• INFORMATION GIVEN:
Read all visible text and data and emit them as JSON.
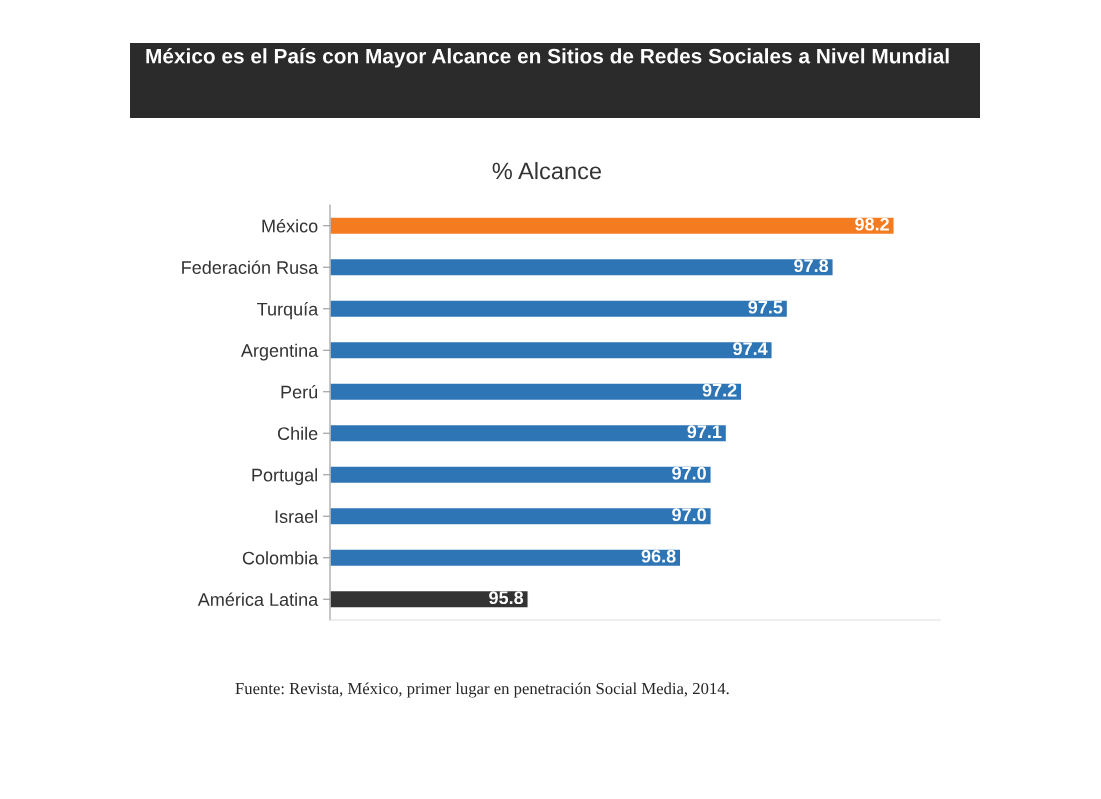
{
  "chart_data": {
    "type": "bar",
    "orientation": "horizontal",
    "title": "México es el País con Mayor Alcance en Sitios de Redes Sociales a Nivel Mundial",
    "subtitle": "% Alcance",
    "categories": [
      "México",
      "Federación Rusa",
      "Turquía",
      "Argentina",
      "Perú",
      "Chile",
      "Portugal",
      "Israel",
      "Colombia",
      "América Latina"
    ],
    "values": [
      98.2,
      97.8,
      97.5,
      97.4,
      97.2,
      97.1,
      97.0,
      97.0,
      96.8,
      95.8
    ],
    "value_labels": [
      "98.2",
      "97.8",
      "97.5",
      "97.4",
      "97.2",
      "97.1",
      "97.0",
      "97.0",
      "96.8",
      "95.8"
    ],
    "colors": [
      "#f47b20",
      "#2e75b6",
      "#2e75b6",
      "#2e75b6",
      "#2e75b6",
      "#2e75b6",
      "#2e75b6",
      "#2e75b6",
      "#2e75b6",
      "#333333"
    ],
    "xlim": [
      94.5,
      98.5
    ],
    "grid": false,
    "legend": false,
    "annotations": [
      "Fuente: Revista, México, primer lugar en penetración Social Media, 2014."
    ]
  }
}
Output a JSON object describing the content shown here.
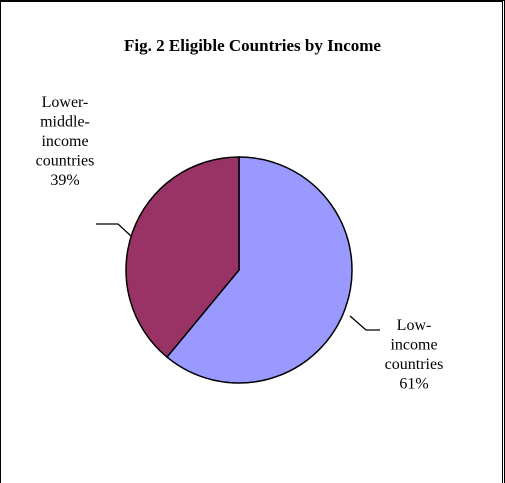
{
  "chart_data": {
    "type": "pie",
    "title": "Fig. 2  Eligible Countries by Income",
    "slices": [
      {
        "label_lines": [
          "Low-",
          "income",
          "countries"
        ],
        "pct_text": "61%",
        "value": 61,
        "color": "#9999ff"
      },
      {
        "label_lines": [
          "Lower-",
          "middle-",
          "income",
          "countries"
        ],
        "pct_text": "39%",
        "value": 39,
        "color": "#993366"
      }
    ]
  }
}
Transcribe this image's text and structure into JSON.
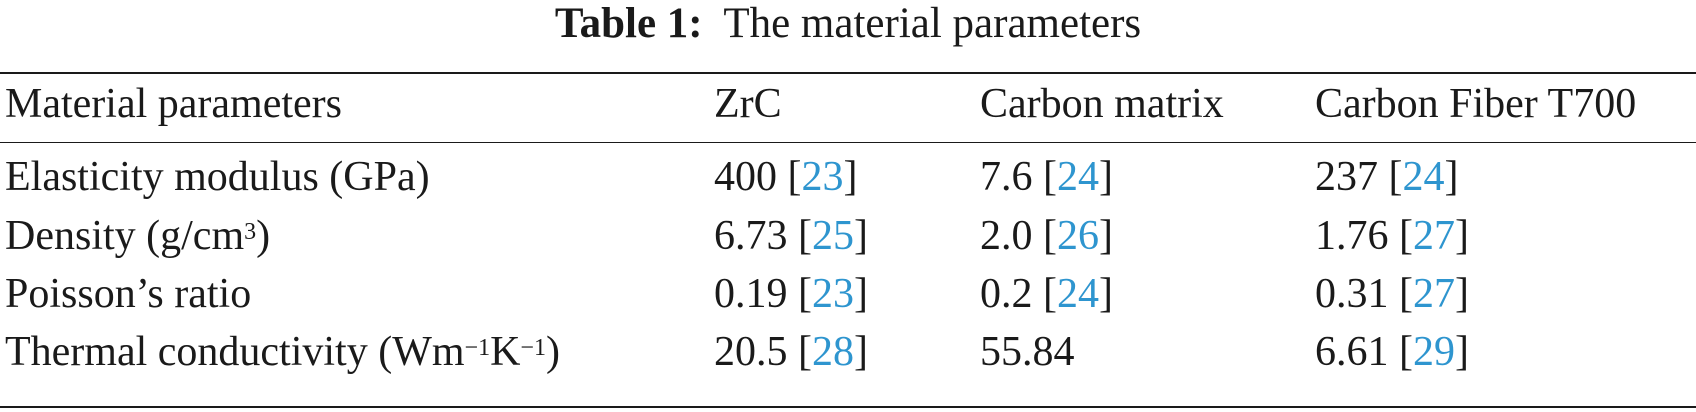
{
  "caption": {
    "label": "Table 1:",
    "title": "The material parameters"
  },
  "table": {
    "headers": [
      "Material parameters",
      "ZrC",
      "Carbon matrix",
      "Carbon Fiber T700"
    ],
    "rows": [
      {
        "param": {
          "pre": "Elasticity modulus (GPa)",
          "sup1": "",
          "mid": "",
          "sup2": "",
          "post": ""
        },
        "zrc": {
          "value": "400",
          "ref": "23"
        },
        "matrix": {
          "value": "7.6",
          "ref": "24"
        },
        "fiber": {
          "value": "237",
          "ref": "24"
        }
      },
      {
        "param": {
          "pre": "Density (g/cm",
          "sup1": "3",
          "mid": ")",
          "sup2": "",
          "post": ""
        },
        "zrc": {
          "value": "6.73",
          "ref": "25"
        },
        "matrix": {
          "value": "2.0",
          "ref": "26"
        },
        "fiber": {
          "value": "1.76",
          "ref": "27"
        }
      },
      {
        "param": {
          "pre": "Poisson’s ratio",
          "sup1": "",
          "mid": "",
          "sup2": "",
          "post": ""
        },
        "zrc": {
          "value": "0.19",
          "ref": "23"
        },
        "matrix": {
          "value": "0.2",
          "ref": "24"
        },
        "fiber": {
          "value": "0.31",
          "ref": "27"
        }
      },
      {
        "param": {
          "pre": "Thermal conductivity (Wm",
          "sup1": "−1",
          "mid": "K",
          "sup2": "−1",
          "post": ")"
        },
        "zrc": {
          "value": "20.5",
          "ref": "28"
        },
        "matrix": {
          "value": "55.84",
          "ref": ""
        },
        "fiber": {
          "value": "6.61",
          "ref": "29"
        }
      }
    ]
  },
  "colors": {
    "text": "#1a1a1a",
    "reference_link": "#2e95cf",
    "background": "#ffffff"
  }
}
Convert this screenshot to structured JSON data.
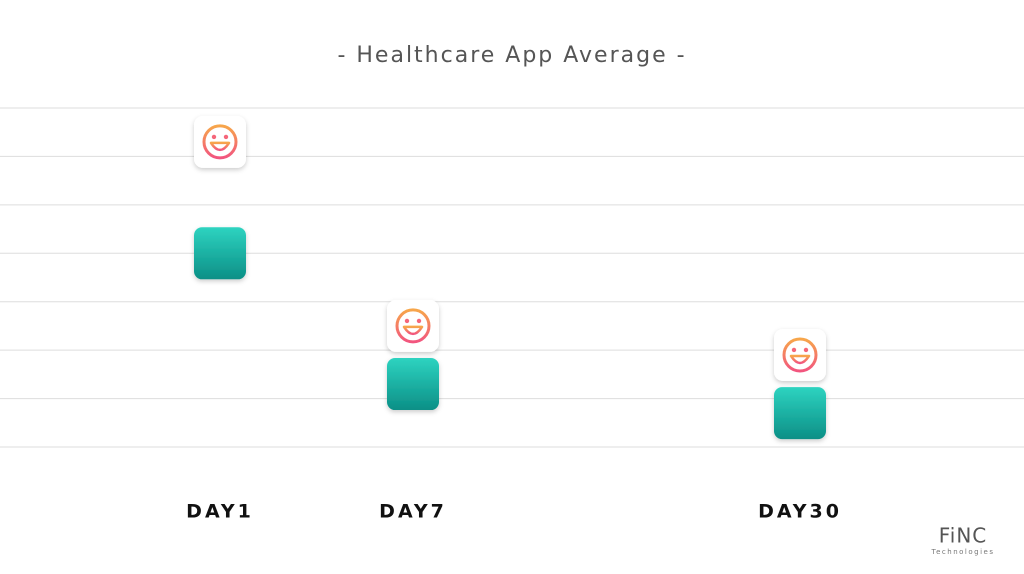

• STATED PROBLEM: Go through the listing above and write it all out exactly, leaving out any picture.

• ANSWER FOR THE TASK:
Read all visible text and data and emit them as JSON.
{
  "chart_data": {
    "type": "bar",
    "orientation": "horizontal",
    "title": "México es el País con Mayor Alcance en Sitios de Redes Sociales a Nivel Mundial",
    "subtitle": "% Alcance",
    "categories": [
      "México",
      "Federación Rusa",
      "Turquía",
      "Argentina",
      "Perú",
      "Chile",
      "Portugal",
      "Israel",
      "Colombia",
      "América Latina"
    ],
    "values": [
      98.2,
      97.8,
      97.5,
      97.4,
      97.2,
      97.1,
      97.0,
      97.0,
      96.8,
      95.8
    ],
    "value_labels": [
      "98.2",
      "97.8",
      "97.5",
      "97.4",
      "97.2",
      "97.1",
      "97.0",
      "97.0",
      "96.8",
      "95.8"
    ],
    "colors": [
      "#f47b20",
      "#2e75b6",
      "#2e75b6",
      "#2e75b6",
      "#2e75b6",
      "#2e75b6",
      "#2e75b6",
      "#2e75b6",
      "#2e75b6",
      "#333333"
    ],
    "xlim": [
      94.5,
      98.5
    ],
    "grid": false,
    "legend": false,
    "annotations": [
      "Fuente: Revista, México, primer lugar en penetración Social Media, 2014."
    ]
  }
}
Output a JSON object describing the content shown here.
{
  "chart_data": {
    "type": "pie",
    "title": "Fig. 2  Eligible Countries by Income",
    "slices": [
      {
        "label_lines": [
          "Low-",
          "income",
          "countries"
        ],
        "pct_text": "61%",
        "value": 61,
        "color": "#9999ff"
      },
      {
        "label_lines": [
          "Lower-",
          "middle-",
          "income",
          "countries"
        ],
        "pct_text": "39%",
        "value": 39,
        "color": "#993366"
      }
    ]
  }
}
Transcribe this image's text and structure into JSON.
{
  "caption": {
    "label": "Table 1:",
    "title": "The material parameters"
  },
  "table": {
    "headers": [
      "Material parameters",
      "ZrC",
      "Carbon matrix",
      "Carbon Fiber T700"
    ],
    "rows": [
      {
        "param": {
          "pre": "Elasticity modulus (GPa)",
          "sup1": "",
          "mid": "",
          "sup2": "",
          "post": ""
        },
        "zrc": {
          "value": "400",
          "ref": "23"
        },
        "matrix": {
          "value": "7.6",
          "ref": "24"
        },
        "fiber": {
          "value": "237",
          "ref": "24"
        }
      },
      {
        "param": {
          "pre": "Density (g/cm",
          "sup1": "3",
          "mid": ")",
          "sup2": "",
          "post": ""
        },
        "zrc": {
          "value": "6.73",
          "ref": "25"
        },
        "matrix": {
          "value": "2.0",
          "ref": "26"
        },
        "fiber": {
          "value": "1.76",
          "ref": "27"
        }
      },
      {
        "param": {
          "pre": "Poisson’s ratio",
          "sup1": "",
          "mid": "",
          "sup2": "",
          "post": ""
        },
        "zrc": {
          "value": "0.19",
          "ref": "23"
        },
        "matrix": {
          "value": "0.2",
          "ref": "24"
        },
        "fiber": {
          "value": "0.31",
          "ref": "27"
        }
      },
      {
        "param": {
          "pre": "Thermal conductivity (Wm",
          "sup1": "−1",
          "mid": "K",
          "sup2": "−1",
          "post": ")"
        },
        "zrc": {
          "value": "20.5",
          "ref": "28"
        },
        "matrix": {
          "value": "55.84",
          "ref": ""
        },
        "fiber": {
          "value": "6.61",
          "ref": "29"
        }
      }
    ]
  },
  "colors": {
    "text": "#1a1a1a",
    "reference_link": "#2e95cf",
    "background": "#ffffff"
  }
}
Convert this screenshot to structured JSON data.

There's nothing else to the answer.